SET PROBLEM. Give all of the lines again, with nothing added or dropped.

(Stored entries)
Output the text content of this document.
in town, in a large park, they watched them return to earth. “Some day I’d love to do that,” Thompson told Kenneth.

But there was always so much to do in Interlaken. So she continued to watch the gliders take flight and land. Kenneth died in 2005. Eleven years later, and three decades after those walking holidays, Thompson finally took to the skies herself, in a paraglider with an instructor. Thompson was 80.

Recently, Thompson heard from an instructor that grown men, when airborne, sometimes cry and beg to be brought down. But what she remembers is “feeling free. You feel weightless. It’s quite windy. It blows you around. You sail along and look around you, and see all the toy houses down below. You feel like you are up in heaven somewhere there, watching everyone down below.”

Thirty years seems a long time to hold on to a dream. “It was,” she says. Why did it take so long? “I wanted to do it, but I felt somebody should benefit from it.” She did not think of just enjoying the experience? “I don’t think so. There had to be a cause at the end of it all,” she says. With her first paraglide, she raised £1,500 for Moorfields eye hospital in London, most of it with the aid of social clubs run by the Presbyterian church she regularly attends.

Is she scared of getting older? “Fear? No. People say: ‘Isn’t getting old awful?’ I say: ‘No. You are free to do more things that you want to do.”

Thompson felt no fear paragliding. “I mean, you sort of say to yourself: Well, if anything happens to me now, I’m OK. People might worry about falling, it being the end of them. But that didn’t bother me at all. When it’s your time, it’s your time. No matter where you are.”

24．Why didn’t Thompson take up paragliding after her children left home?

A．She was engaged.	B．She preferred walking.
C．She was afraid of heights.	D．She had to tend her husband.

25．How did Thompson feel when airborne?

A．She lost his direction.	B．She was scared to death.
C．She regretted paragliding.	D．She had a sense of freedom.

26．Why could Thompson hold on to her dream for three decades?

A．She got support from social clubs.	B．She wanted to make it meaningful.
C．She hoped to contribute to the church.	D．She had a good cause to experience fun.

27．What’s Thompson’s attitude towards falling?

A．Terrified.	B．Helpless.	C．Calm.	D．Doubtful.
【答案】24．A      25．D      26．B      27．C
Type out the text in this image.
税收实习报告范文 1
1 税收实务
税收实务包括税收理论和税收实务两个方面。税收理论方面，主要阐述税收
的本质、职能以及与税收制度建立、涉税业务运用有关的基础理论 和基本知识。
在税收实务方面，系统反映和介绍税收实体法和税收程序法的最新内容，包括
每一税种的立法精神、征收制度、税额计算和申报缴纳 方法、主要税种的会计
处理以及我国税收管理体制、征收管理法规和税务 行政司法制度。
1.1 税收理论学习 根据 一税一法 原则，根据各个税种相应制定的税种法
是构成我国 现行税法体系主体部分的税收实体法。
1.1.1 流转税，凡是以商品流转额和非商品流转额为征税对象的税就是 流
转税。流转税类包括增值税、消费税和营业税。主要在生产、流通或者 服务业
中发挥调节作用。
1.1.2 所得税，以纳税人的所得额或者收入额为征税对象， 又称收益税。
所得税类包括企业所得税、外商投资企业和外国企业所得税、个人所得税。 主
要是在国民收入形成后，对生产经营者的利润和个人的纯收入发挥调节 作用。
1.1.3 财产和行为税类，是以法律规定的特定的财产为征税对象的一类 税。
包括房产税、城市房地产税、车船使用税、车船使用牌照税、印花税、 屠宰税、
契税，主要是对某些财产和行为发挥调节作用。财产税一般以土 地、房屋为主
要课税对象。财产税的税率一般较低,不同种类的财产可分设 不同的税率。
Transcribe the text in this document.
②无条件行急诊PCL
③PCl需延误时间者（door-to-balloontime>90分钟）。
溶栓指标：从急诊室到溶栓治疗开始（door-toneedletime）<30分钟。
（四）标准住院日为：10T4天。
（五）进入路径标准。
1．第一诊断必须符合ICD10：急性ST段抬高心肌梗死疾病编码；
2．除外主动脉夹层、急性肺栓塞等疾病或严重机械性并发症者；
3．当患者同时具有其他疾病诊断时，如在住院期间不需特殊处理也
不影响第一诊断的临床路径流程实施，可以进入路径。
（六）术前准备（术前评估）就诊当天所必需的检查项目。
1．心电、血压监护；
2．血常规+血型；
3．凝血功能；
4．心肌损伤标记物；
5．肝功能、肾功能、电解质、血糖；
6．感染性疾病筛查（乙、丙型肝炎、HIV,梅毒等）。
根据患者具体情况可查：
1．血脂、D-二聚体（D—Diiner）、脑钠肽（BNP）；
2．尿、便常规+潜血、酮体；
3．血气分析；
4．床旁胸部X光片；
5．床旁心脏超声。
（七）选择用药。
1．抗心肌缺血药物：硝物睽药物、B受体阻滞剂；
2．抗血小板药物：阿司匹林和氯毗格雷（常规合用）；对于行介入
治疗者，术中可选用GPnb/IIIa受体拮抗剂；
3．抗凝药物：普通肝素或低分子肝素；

FULL ANSWER.
Output the text content of this document.
in town, in a large park, they watched them return to earth. “Some day I’d love to do that,” Thompson told Kenneth.

But there was always so much to do in Interlaken. So she continued to watch the gliders take flight and land. Kenneth died in 2005. Eleven years later, and three decades after those walking holidays, Thompson finally took to the skies herself, in a paraglider with an instructor. Thompson was 80.

Recently, Thompson heard from an instructor that grown men, when airborne, sometimes cry and beg to be brought down. But what she remembers is “feeling free. You feel weightless. It’s quite windy. It blows you around. You sail along and look around you, and see all the toy houses down below. You feel like you are up in heaven somewhere there, watching everyone down below.”

Thirty years seems a long time to hold on to a dream. “It was,” she says. Why did it take so long? “I wanted to do it, but I felt somebody should benefit from it.” She did not think of just enjoying the experience? “I don’t think so. There had to be a cause at the end of it all,” she says. With her first paraglide, she raised £1,500 for Moorfields eye hospital in London, most of it with the aid of social clubs run by the Presbyterian church she regularly attends.

Is she scared of getting older? “Fear? No. People say: ‘Isn’t getting old awful?’ I say: ‘No. You are free to do more things that you want to do.”

Thompson felt no fear paragliding. “I mean, you sort of say to yourself: Well, if anything happens to me now, I’m OK. People might worry about falling, it being the end of them. But that didn’t bother me at all. When it’s your time, it’s your time. No matter where you are.”

24．Why didn’t Thompson take up paragliding after her children left home?

A．She was engaged.	B．She preferred walking.
C．She was afraid of heights.	D．She had to tend her husband.

25．How did Thompson feel when airborne?

A．She lost his direction.	B．She was scared to death.
C．She regretted paragliding.	D．She had a sense of freedom.

26．Why could Thompson hold on to her dream for three decades?

A．She got support from social clubs.	B．She wanted to make it meaningful.
C．She hoped to contribute to the church.	D．She had a good cause to experience fun.

27．What’s Thompson’s attitude towards falling?

A．Terrified.	B．Helpless.	C．Calm.	D．Doubtful.
【答案】24．A      25．D      26．B      27．C
Type out the text in this image.
税收实习报告范文 1
1 税收实务
税收实务包括税收理论和税收实务两个方面。税收理论方面，主要阐述税收
的本质、职能以及与税收制度建立、涉税业务运用有关的基础理论 和基本知识。
在税收实务方面，系统反映和介绍税收实体法和税收程序法的最新内容，包括
每一税种的立法精神、征收制度、税额计算和申报缴纳 方法、主要税种的会计
处理以及我国税收管理体制、征收管理法规和税务 行政司法制度。
1.1 税收理论学习 根据 一税一法 原则，根据各个税种相应制定的税种法
是构成我国 现行税法体系主体部分的税收实体法。
1.1.1 流转税，凡是以商品流转额和非商品流转额为征税对象的税就是 流
转税。流转税类包括增值税、消费税和营业税。主要在生产、流通或者 服务业
中发挥调节作用。
1.1.2 所得税，以纳税人的所得额或者收入额为征税对象， 又称收益税。
所得税类包括企业所得税、外商投资企业和外国企业所得税、个人所得税。 主
要是在国民收入形成后，对生产经营者的利润和个人的纯收入发挥调节 作用。
1.1.3 财产和行为税类，是以法律规定的特定的财产为征税对象的一类 税。
包括房产税、城市房地产税、车船使用税、车船使用牌照税、印花税、 屠宰税、
契税，主要是对某些财产和行为发挥调节作用。财产税一般以土 地、房屋为主
要课税对象。财产税的税率一般较低,不同种类的财产可分设 不同的税率。
Transcribe the text in this document.
②无条件行急诊PCL
③PCl需延误时间者（door-to-balloontime>90分钟）。
溶栓指标：从急诊室到溶栓治疗开始（door-toneedletime）<30分钟。
（四）标准住院日为：10T4天。
（五）进入路径标准。
1．第一诊断必须符合ICD10：急性ST段抬高心肌梗死疾病编码；
2．除外主动脉夹层、急性肺栓塞等疾病或严重机械性并发症者；
3．当患者同时具有其他疾病诊断时，如在住院期间不需特殊处理也
不影响第一诊断的临床路径流程实施，可以进入路径。
（六）术前准备（术前评估）就诊当天所必需的检查项目。
1．心电、血压监护；
2．血常规+血型；
3．凝血功能；
4．心肌损伤标记物；
5．肝功能、肾功能、电解质、血糖；
6．感染性疾病筛查（乙、丙型肝炎、HIV,梅毒等）。
根据患者具体情况可查：
1．血脂、D-二聚体（D—Diiner）、脑钠肽（BNP）；
2．尿、便常规+潜血、酮体；
3．血气分析；
4．床旁胸部X光片；
5．床旁心脏超声。
（七）选择用药。
1．抗心肌缺血药物：硝物睽药物、B受体阻滞剂；
2．抗血小板药物：阿司匹林和氯毗格雷（常规合用）；对于行介入
治疗者，术中可选用GPnb/IIIa受体拮抗剂；
3．抗凝药物：普通肝素或低分子肝素；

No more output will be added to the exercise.